─── Dataset records
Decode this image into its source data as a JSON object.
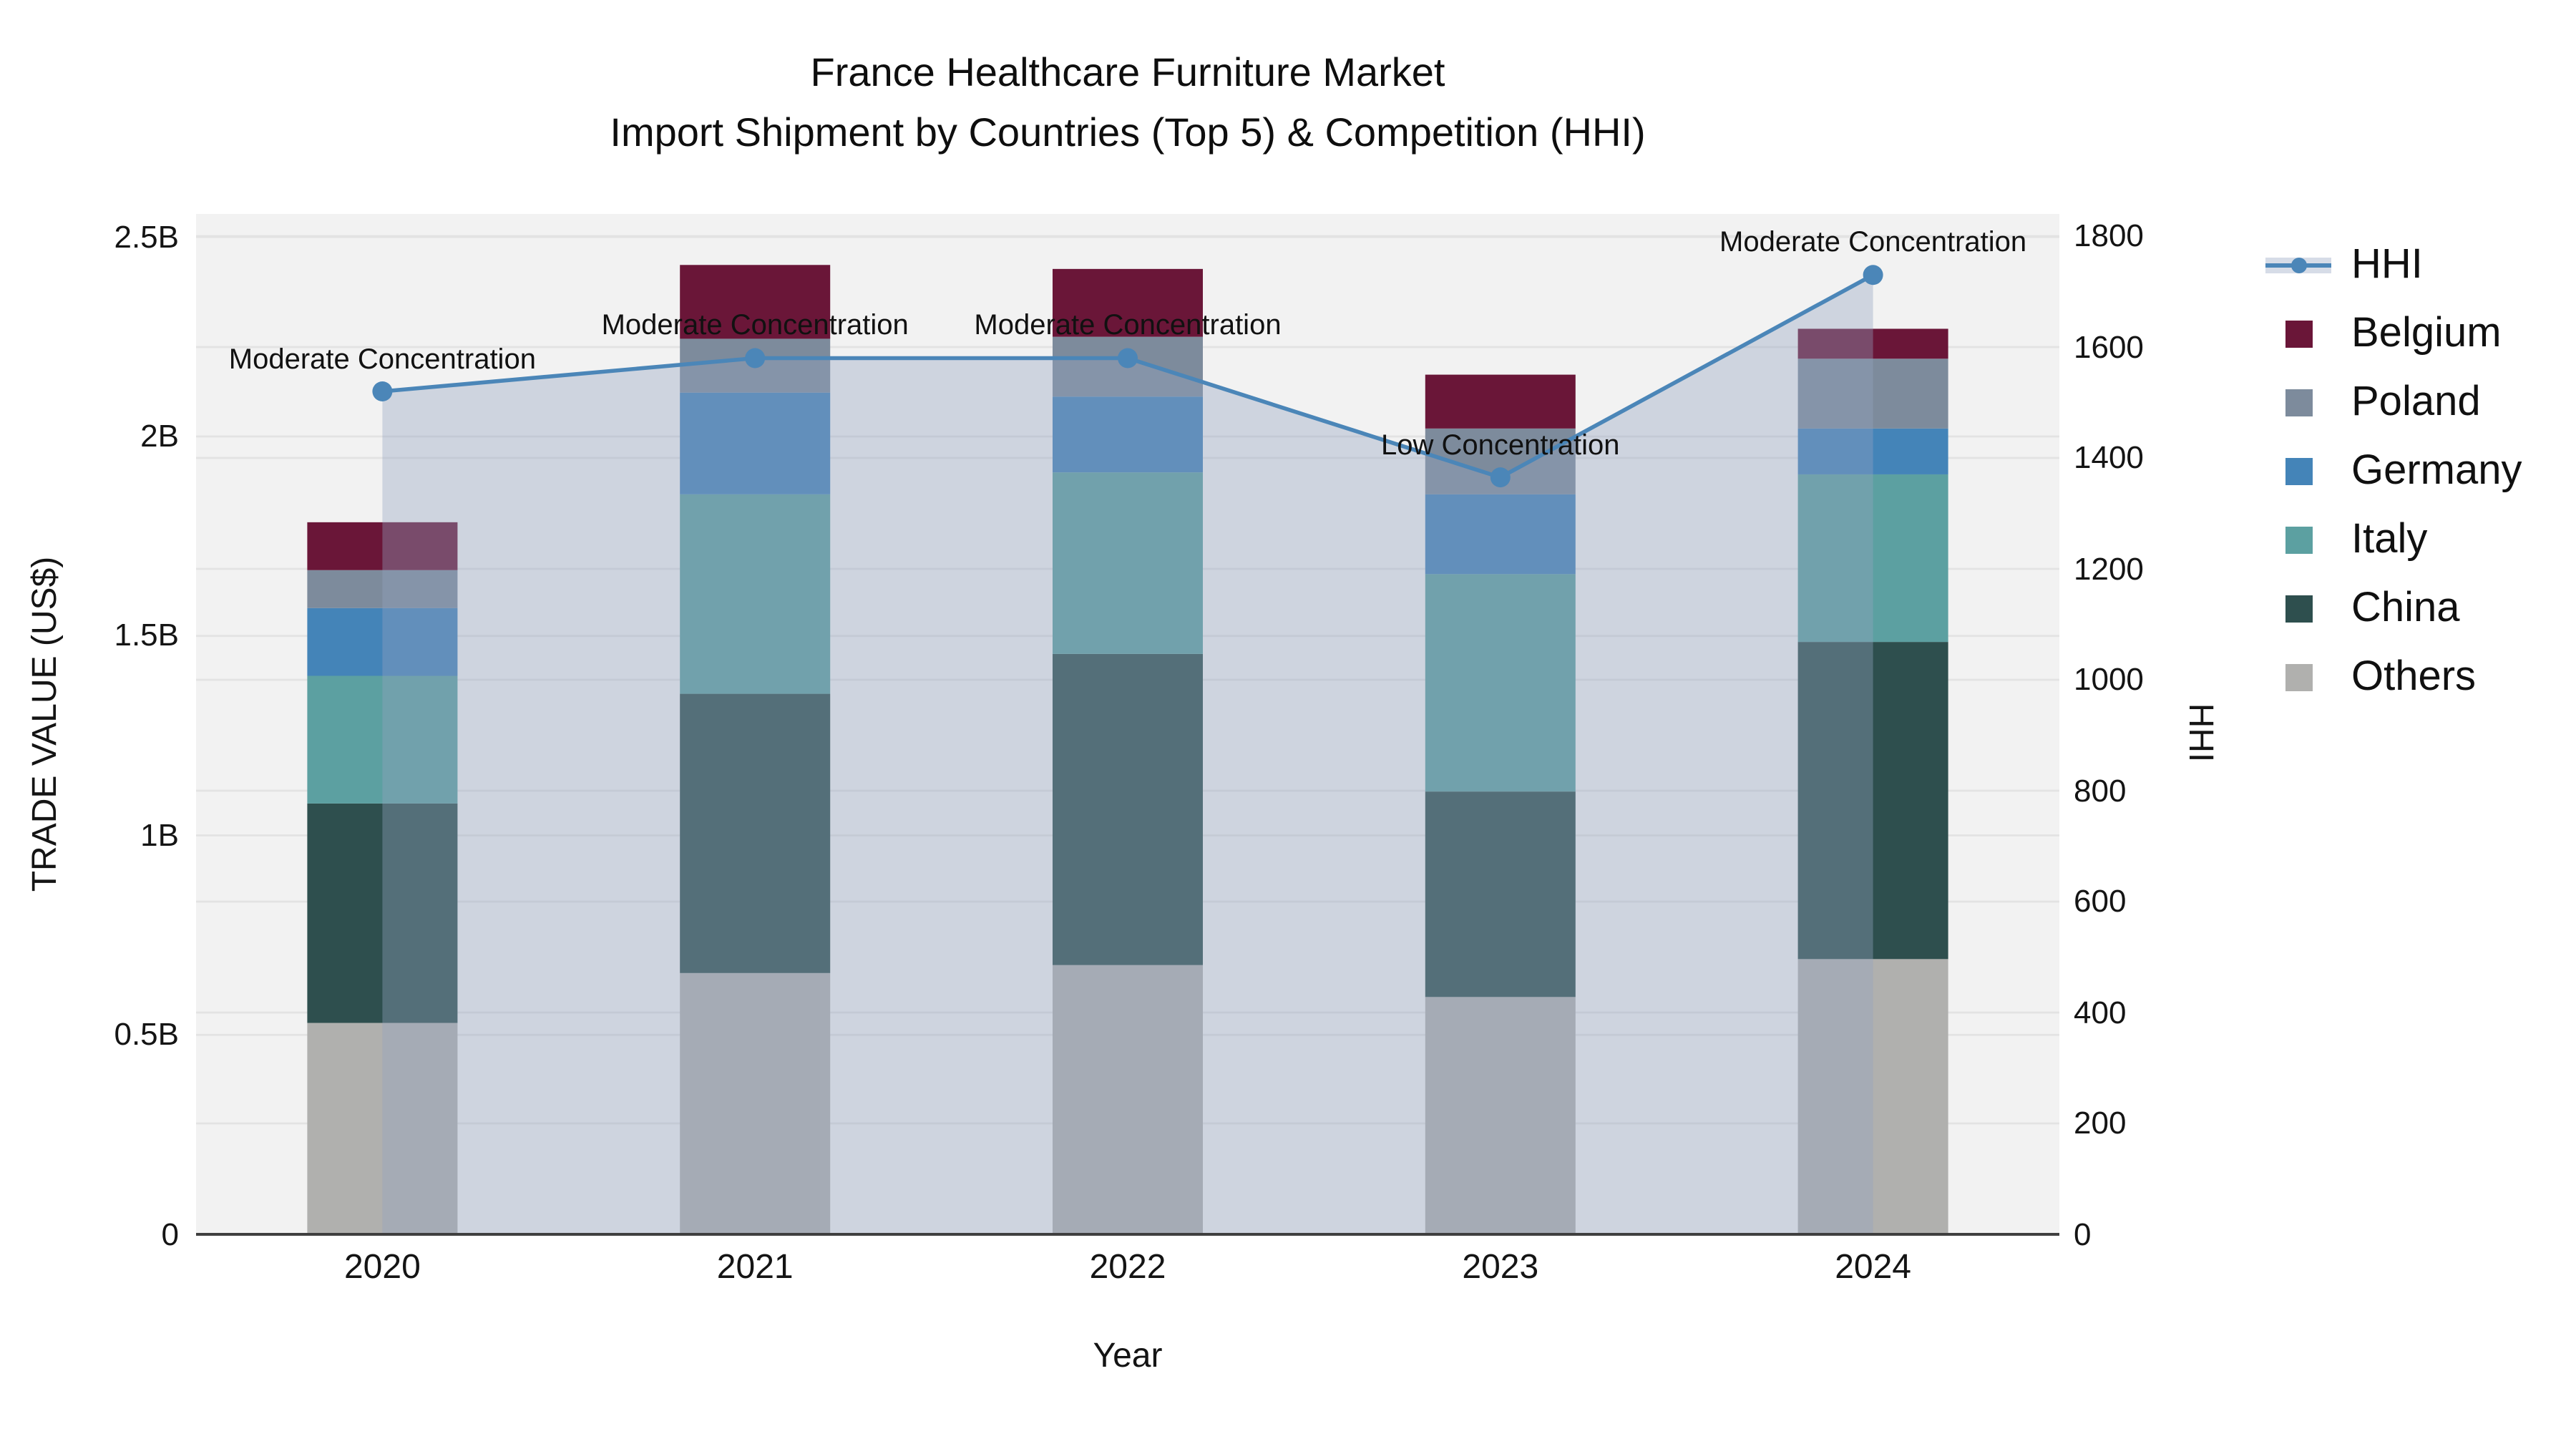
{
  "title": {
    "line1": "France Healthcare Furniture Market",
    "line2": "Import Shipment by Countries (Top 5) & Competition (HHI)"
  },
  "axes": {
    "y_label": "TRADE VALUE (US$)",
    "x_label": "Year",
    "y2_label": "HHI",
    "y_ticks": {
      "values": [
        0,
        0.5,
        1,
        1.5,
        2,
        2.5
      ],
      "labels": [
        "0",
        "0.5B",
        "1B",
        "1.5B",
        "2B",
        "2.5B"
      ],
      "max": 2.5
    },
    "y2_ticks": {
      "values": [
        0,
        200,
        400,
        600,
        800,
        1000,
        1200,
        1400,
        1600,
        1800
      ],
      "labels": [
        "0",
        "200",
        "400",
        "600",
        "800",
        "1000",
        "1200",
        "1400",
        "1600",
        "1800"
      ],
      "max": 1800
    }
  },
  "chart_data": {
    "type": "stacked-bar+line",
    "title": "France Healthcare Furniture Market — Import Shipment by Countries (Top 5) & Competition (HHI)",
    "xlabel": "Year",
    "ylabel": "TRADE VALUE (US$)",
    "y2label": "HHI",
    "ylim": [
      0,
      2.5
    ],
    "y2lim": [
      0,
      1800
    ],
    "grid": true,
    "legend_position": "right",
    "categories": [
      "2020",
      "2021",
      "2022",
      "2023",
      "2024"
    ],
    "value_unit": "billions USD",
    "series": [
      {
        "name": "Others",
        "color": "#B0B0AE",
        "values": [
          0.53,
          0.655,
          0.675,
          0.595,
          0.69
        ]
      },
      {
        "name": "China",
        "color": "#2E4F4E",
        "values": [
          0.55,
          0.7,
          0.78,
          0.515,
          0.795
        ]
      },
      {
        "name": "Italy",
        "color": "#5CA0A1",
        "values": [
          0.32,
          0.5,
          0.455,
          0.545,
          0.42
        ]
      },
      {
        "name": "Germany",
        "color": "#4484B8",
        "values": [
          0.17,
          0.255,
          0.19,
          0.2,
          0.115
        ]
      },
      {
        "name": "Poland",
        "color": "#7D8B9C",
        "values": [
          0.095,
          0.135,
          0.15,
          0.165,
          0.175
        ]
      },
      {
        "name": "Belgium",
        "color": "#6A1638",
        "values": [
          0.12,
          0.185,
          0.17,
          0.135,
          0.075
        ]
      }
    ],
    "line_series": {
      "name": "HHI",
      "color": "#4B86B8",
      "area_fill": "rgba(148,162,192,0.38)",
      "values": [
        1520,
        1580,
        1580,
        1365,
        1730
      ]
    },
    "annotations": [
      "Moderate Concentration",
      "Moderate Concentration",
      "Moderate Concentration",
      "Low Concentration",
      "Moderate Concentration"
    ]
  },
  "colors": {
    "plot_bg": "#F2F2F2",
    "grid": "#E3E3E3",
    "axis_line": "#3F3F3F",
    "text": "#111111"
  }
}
──────
== Goal ==
The pictures in the entries should be left out; output everything else exactly.

== Solution to the exercise ==
Decode this image into its source data as a JSON object.
{
  "title": {
    "line1": "France Healthcare Furniture Market",
    "line2": "Import Shipment by Countries (Top 5) & Competition (HHI)"
  },
  "axes": {
    "y_label": "TRADE VALUE (US$)",
    "x_label": "Year",
    "y2_label": "HHI",
    "y_ticks": {
      "values": [
        0,
        0.5,
        1,
        1.5,
        2,
        2.5
      ],
      "labels": [
        "0",
        "0.5B",
        "1B",
        "1.5B",
        "2B",
        "2.5B"
      ],
      "max": 2.5
    },
    "y2_ticks": {
      "values": [
        0,
        200,
        400,
        600,
        800,
        1000,
        1200,
        1400,
        1600,
        1800
      ],
      "labels": [
        "0",
        "200",
        "400",
        "600",
        "800",
        "1000",
        "1200",
        "1400",
        "1600",
        "1800"
      ],
      "max": 1800
    }
  },
  "chart_data": {
    "type": "stacked-bar+line",
    "title": "France Healthcare Furniture Market — Import Shipment by Countries (Top 5) & Competition (HHI)",
    "xlabel": "Year",
    "ylabel": "TRADE VALUE (US$)",
    "y2label": "HHI",
    "ylim": [
      0,
      2.5
    ],
    "y2lim": [
      0,
      1800
    ],
    "grid": true,
    "legend_position": "right",
    "categories": [
      "2020",
      "2021",
      "2022",
      "2023",
      "2024"
    ],
    "value_unit": "billions USD",
    "series": [
      {
        "name": "Others",
        "color": "#B0B0AE",
        "values": [
          0.53,
          0.655,
          0.675,
          0.595,
          0.69
        ]
      },
      {
        "name": "China",
        "color": "#2E4F4E",
        "values": [
          0.55,
          0.7,
          0.78,
          0.515,
          0.795
        ]
      },
      {
        "name": "Italy",
        "color": "#5CA0A1",
        "values": [
          0.32,
          0.5,
          0.455,
          0.545,
          0.42
        ]
      },
      {
        "name": "Germany",
        "color": "#4484B8",
        "values": [
          0.17,
          0.255,
          0.19,
          0.2,
          0.115
        ]
      },
      {
        "name": "Poland",
        "color": "#7D8B9C",
        "values": [
          0.095,
          0.135,
          0.15,
          0.165,
          0.175
        ]
      },
      {
        "name": "Belgium",
        "color": "#6A1638",
        "values": [
          0.12,
          0.185,
          0.17,
          0.135,
          0.075
        ]
      }
    ],
    "line_series": {
      "name": "HHI",
      "color": "#4B86B8",
      "area_fill": "rgba(148,162,192,0.38)",
      "values": [
        1520,
        1580,
        1580,
        1365,
        1730
      ]
    },
    "annotations": [
      "Moderate Concentration",
      "Moderate Concentration",
      "Moderate Concentration",
      "Low Concentration",
      "Moderate Concentration"
    ]
  },
  "colors": {
    "plot_bg": "#F2F2F2",
    "grid": "#E3E3E3",
    "axis_line": "#3F3F3F",
    "text": "#111111"
  }
}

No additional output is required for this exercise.